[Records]
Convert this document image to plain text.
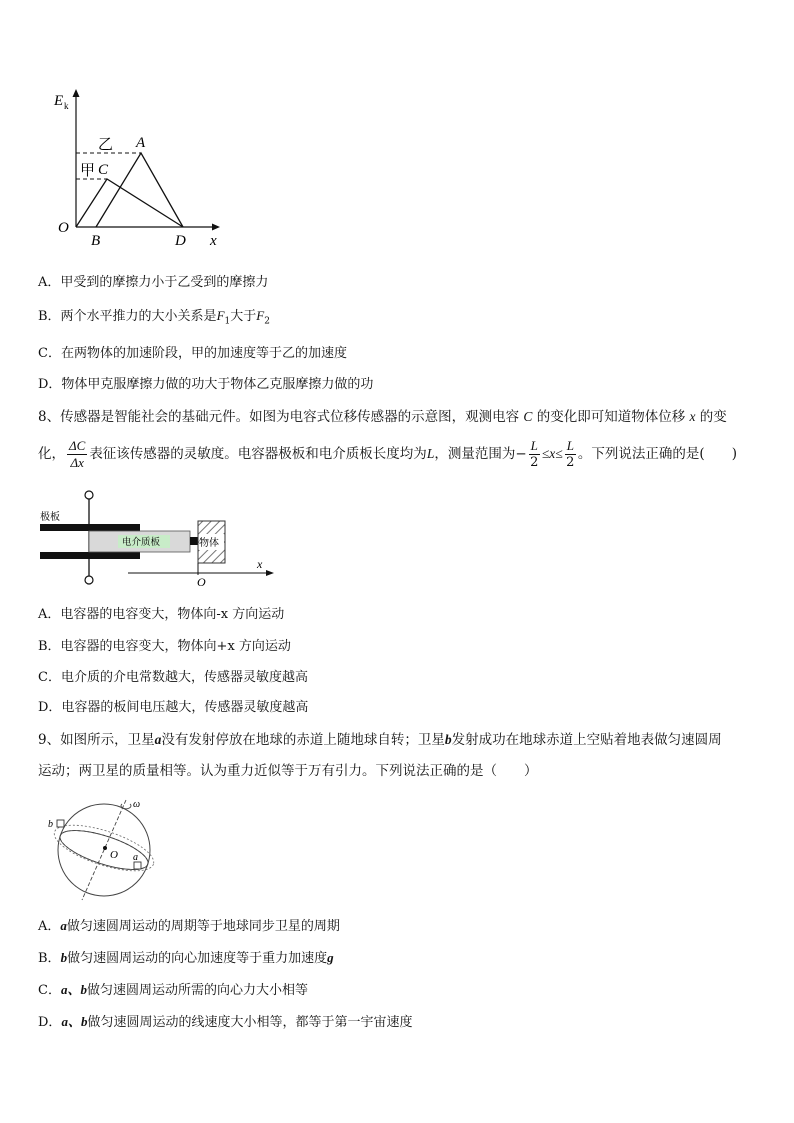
E k
乙 A
甲 C
O
B	D x
A．甲受到的摩擦力小于乙受到的摩擦力
B．两个水平推力的大小关系是$F_1$大于$F_2$
C．在两物体的加速阶段，甲的加速度等于乙的加速度
D．物体甲克服摩擦力做的功大于物体乙克服摩擦力做的功
8、传感器是智能社会的基础元件。如图为电容式位移传感器的示意图，观测电容 C 的变化即可知道物体位移 x 的变
化， $\frac{\Delta C}{\Delta x}$ 表征该传感器的灵敏度。电容器极板和电介质板长度均为L，测量范围为− $\frac{L}{2} \le x\le \frac{L}{2}$ 。下列说法正确的是(　　)
极板
电介质板	物体
x
O
A．电容器的电容变大，物体向-x 方向运动
B．电容器的电容变大，物体向+x 方向运动
C．电介质的介电常数越大，传感器灵敏度越高
D．电容器的板间电压越大，传感器灵敏度越高
9、如图所示，卫星a没有发射停放在地球的赤道上随地球自转；卫星b发射成功在地球赤道上空贴着地表做匀速圆周
运动；两卫星的质量相等。认为重力近似等于万有引力。下列说法正确的是（　　）
ω
b
a
O
A．a做匀速圆周运动的周期等于地球同步卫星的周期
B．b做匀速圆周运动的向心加速度等于重力加速度g
C．a、b做匀速圆周运动所需的向心力大小相等
D．a、b做匀速圆周运动的线速度大小相等，都等于第一宇宙速度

* _Problem requirements_
Check each line in the listing above for the string "传感器灵敏度越高", then report how many lines contain it, with no other text.

* _Task solution_
2